Task brief: Restate each of the lines below word for word and drop every picture.

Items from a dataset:
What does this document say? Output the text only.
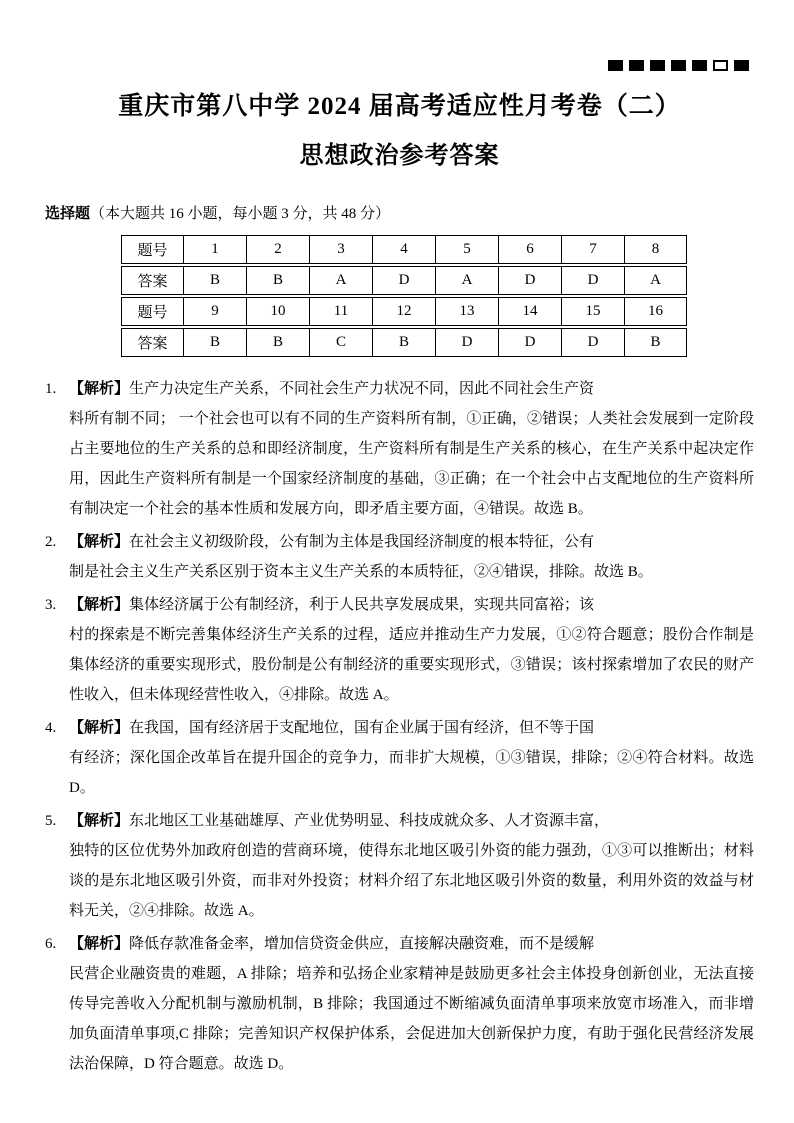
重庆市第八中学 2024 届高考适应性月考卷（二）
思想政治参考答案
选择题（本大题共 16 小题，每小题 3 分，共 48 分）
题号	1	2	3	4	5	6	7	8
答案	B	B	A	D	A	D	D	A
题号	9	10	11	12	13	14	15	16
答案	B	B	C	B	D	D	D	B
1. 【解析】生产力决定生产关系，不同社会生产力状况不同，因此不同社会生产资
料所有制不同； 一个社会也可以有不同的生产资料所有制，①正确，②错误；人类社会发展到一定阶段占主要地位的生产关系的总和即经济制度，生产资料所有制是生产关系的核心，在生产关系中起决定作用，因此生产资料所有制是一个国家经济制度的基础，③正确；在一个社会中占支配地位的生产资料所有制决定一个社会的基本性质和发展方向，即矛盾主要方面，④错误。故选 B。
2. 【解析】在社会主义初级阶段，公有制为主体是我国经济制度的根本特征，公有
制是社会主义生产关系区别于资本主义生产关系的本质特征，②④错误，排除。故选 B。
3. 【解析】集体经济属于公有制经济，利于人民共享发展成果，实现共同富裕；该
村的探索是不断完善集体经济生产关系的过程，适应并推动生产力发展，①②符合题意；股份合作制是集体经济的重要实现形式，股份制是公有制经济的重要实现形式，③错误；该村探索增加了农民的财产性收入，但未体现经营性收入，④排除。故选 A。
4. 【解析】在我国，国有经济居于支配地位，国有企业属于国有经济，但不等于国
有经济；深化国企改革旨在提升国企的竞争力，而非扩大规模，①③错误，排除；②④符合材料。故选 D。
5. 【解析】东北地区工业基础雄厚、产业优势明显、科技成就众多、人才资源丰富，
独特的区位优势外加政府创造的营商环境，使得东北地区吸引外资的能力强劲，①③可以推断出；材料谈的是东北地区吸引外资，而非对外投资；材料介绍了东北地区吸引外资的数量，利用外资的效益与材料无关，②④排除。故选 A。
6. 【解析】降低存款准备金率，增加信贷资金供应，直接解决融资难，而不是缓解
民营企业融资贵的难题，A 排除；培养和弘扬企业家精神是鼓励更多社会主体投身创新创业，无法直接传导完善收入分配机制与激励机制，B 排除；我国通过不断缩减负面清单事项来放宽市场准入，而非增加负面清单事项,C 排除；完善知识产权保护体系，会促进加大创新保护力度，有助于强化民营经济发展法治保障，D 符合题意。故选 D。
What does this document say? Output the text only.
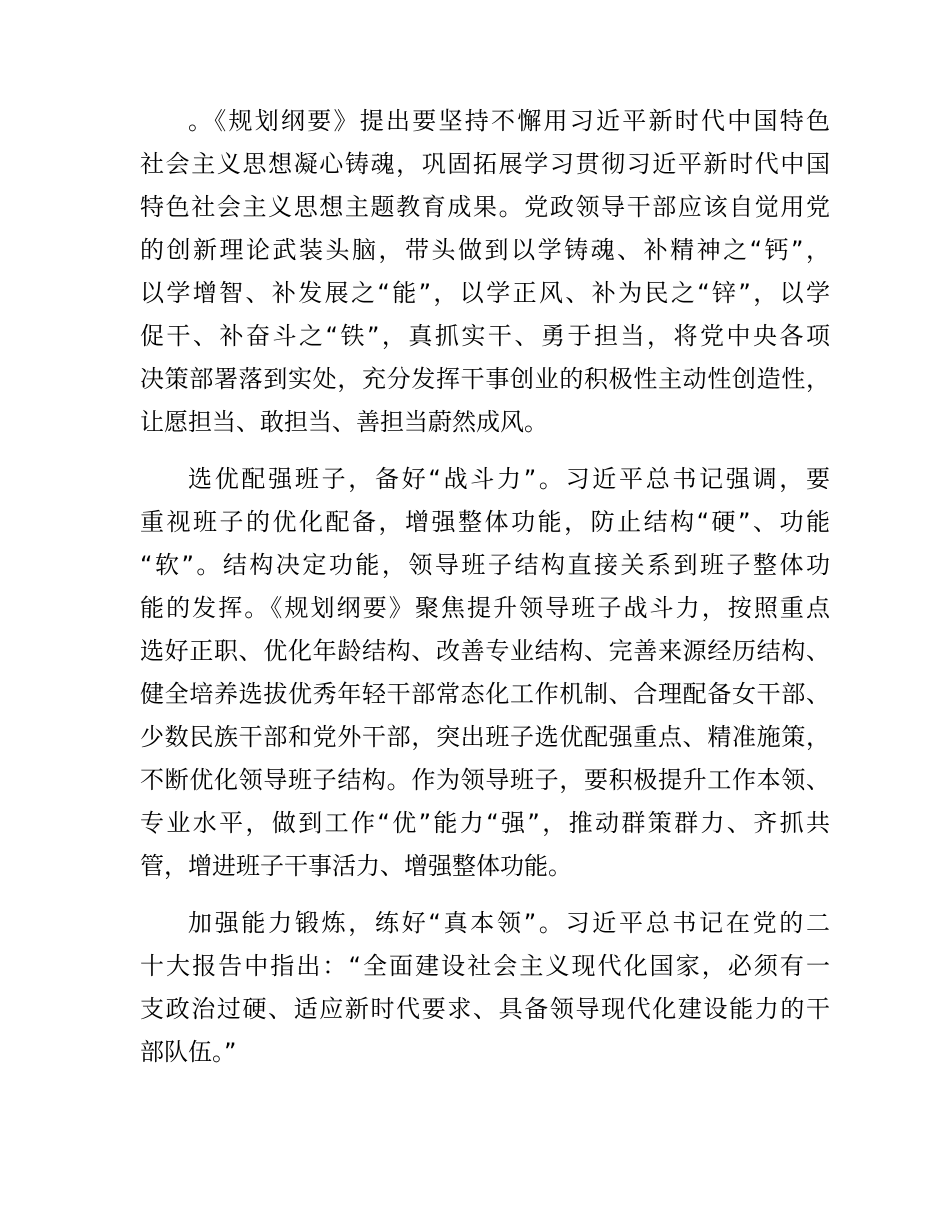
。《规划纲要》提出要坚持不懈用习近平新时代中国特色
社会主义思想凝心铸魂，巩固拓展学习贯彻习近平新时代中国
特色社会主义思想主题教育成果。党政领导干部应该自觉用党
的创新理论武装头脑，带头做到以学铸魂、补精神之“钙”，
以学增智、补发展之“能”，以学正风、补为民之“锌”，以学
促干、补奋斗之“铁”，真抓实干、勇于担当，将党中央各项
决策部署落到实处，充分发挥干事创业的积极性主动性创造性，
让愿担当、敢担当、善担当蔚然成风。
选优配强班子，备好“战斗力”。习近平总书记强调，要
重视班子的优化配备，增强整体功能，防止结构“硬”、功能
“软”。结构决定功能，领导班子结构直接关系到班子整体功
能的发挥。《规划纲要》聚焦提升领导班子战斗力，按照重点
选好正职、优化年龄结构、改善专业结构、完善来源经历结构、
健全培养选拔优秀年轻干部常态化工作机制、合理配备女干部、
少数民族干部和党外干部，突出班子选优配强重点、精准施策，
不断优化领导班子结构。作为领导班子，要积极提升工作本领、
专业水平，做到工作“优”能力“强”，推动群策群力、齐抓共
管，增进班子干事活力、增强整体功能。
加强能力锻炼，练好“真本领”。习近平总书记在党的二
十大报告中指出：“全面建设社会主义现代化国家，必须有一
支政治过硬、适应新时代要求、具备领导现代化建设能力的干
部队伍。”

Task result:
What does this document say? Output the text only.
重庆市第八中学 2024 届高考适应性月考卷（二）
思想政治参考答案
选择题（本大题共 16 小题，每小题 3 分，共 48 分）
题号	1	2	3	4	5	6	7	8
答案	B	B	A	D	A	D	D	A
题号	9	10	11	12	13	14	15	16
答案	B	B	C	B	D	D	D	B
1. 【解析】生产力决定生产关系，不同社会生产力状况不同，因此不同社会生产资
料所有制不同； 一个社会也可以有不同的生产资料所有制，①正确，②错误；人类社会发展到一定阶段占主要地位的生产关系的总和即经济制度，生产资料所有制是生产关系的核心，在生产关系中起决定作用，因此生产资料所有制是一个国家经济制度的基础，③正确；在一个社会中占支配地位的生产资料所有制决定一个社会的基本性质和发展方向，即矛盾主要方面，④错误。故选 B。
2. 【解析】在社会主义初级阶段，公有制为主体是我国经济制度的根本特征，公有
制是社会主义生产关系区别于资本主义生产关系的本质特征，②④错误，排除。故选 B。
3. 【解析】集体经济属于公有制经济，利于人民共享发展成果，实现共同富裕；该
村的探索是不断完善集体经济生产关系的过程，适应并推动生产力发展，①②符合题意；股份合作制是集体经济的重要实现形式，股份制是公有制经济的重要实现形式，③错误；该村探索增加了农民的财产性收入，但未体现经营性收入，④排除。故选 A。
4. 【解析】在我国，国有经济居于支配地位，国有企业属于国有经济，但不等于国
有经济；深化国企改革旨在提升国企的竞争力，而非扩大规模，①③错误，排除；②④符合材料。故选 D。
5. 【解析】东北地区工业基础雄厚、产业优势明显、科技成就众多、人才资源丰富，
独特的区位优势外加政府创造的营商环境，使得东北地区吸引外资的能力强劲，①③可以推断出；材料谈的是东北地区吸引外资，而非对外投资；材料介绍了东北地区吸引外资的数量，利用外资的效益与材料无关，②④排除。故选 A。
6. 【解析】降低存款准备金率，增加信贷资金供应，直接解决融资难，而不是缓解
民营企业融资贵的难题，A 排除；培养和弘扬企业家精神是鼓励更多社会主体投身创新创业，无法直接传导完善收入分配机制与激励机制，B 排除；我国通过不断缩减负面清单事项来放宽市场准入，而非增加负面清单事项,C 排除；完善知识产权保护体系，会促进加大创新保护力度，有助于强化民营经济发展法治保障，D 符合题意。故选 D。
What does this document say? Output the text only.
。《规划纲要》提出要坚持不懈用习近平新时代中国特色
社会主义思想凝心铸魂，巩固拓展学习贯彻习近平新时代中国
特色社会主义思想主题教育成果。党政领导干部应该自觉用党
的创新理论武装头脑，带头做到以学铸魂、补精神之“钙”，
以学增智、补发展之“能”，以学正风、补为民之“锌”，以学
促干、补奋斗之“铁”，真抓实干、勇于担当，将党中央各项
决策部署落到实处，充分发挥干事创业的积极性主动性创造性，
让愿担当、敢担当、善担当蔚然成风。
选优配强班子，备好“战斗力”。习近平总书记强调，要
重视班子的优化配备，增强整体功能，防止结构“硬”、功能
“软”。结构决定功能，领导班子结构直接关系到班子整体功
能的发挥。《规划纲要》聚焦提升领导班子战斗力，按照重点
选好正职、优化年龄结构、改善专业结构、完善来源经历结构、
健全培养选拔优秀年轻干部常态化工作机制、合理配备女干部、
少数民族干部和党外干部，突出班子选优配强重点、精准施策，
不断优化领导班子结构。作为领导班子，要积极提升工作本领、
专业水平，做到工作“优”能力“强”，推动群策群力、齐抓共
管，增进班子干事活力、增强整体功能。
加强能力锻炼，练好“真本领”。习近平总书记在党的二
十大报告中指出：“全面建设社会主义现代化国家，必须有一
支政治过硬、适应新时代要求、具备领导现代化建设能力的干
部队伍。”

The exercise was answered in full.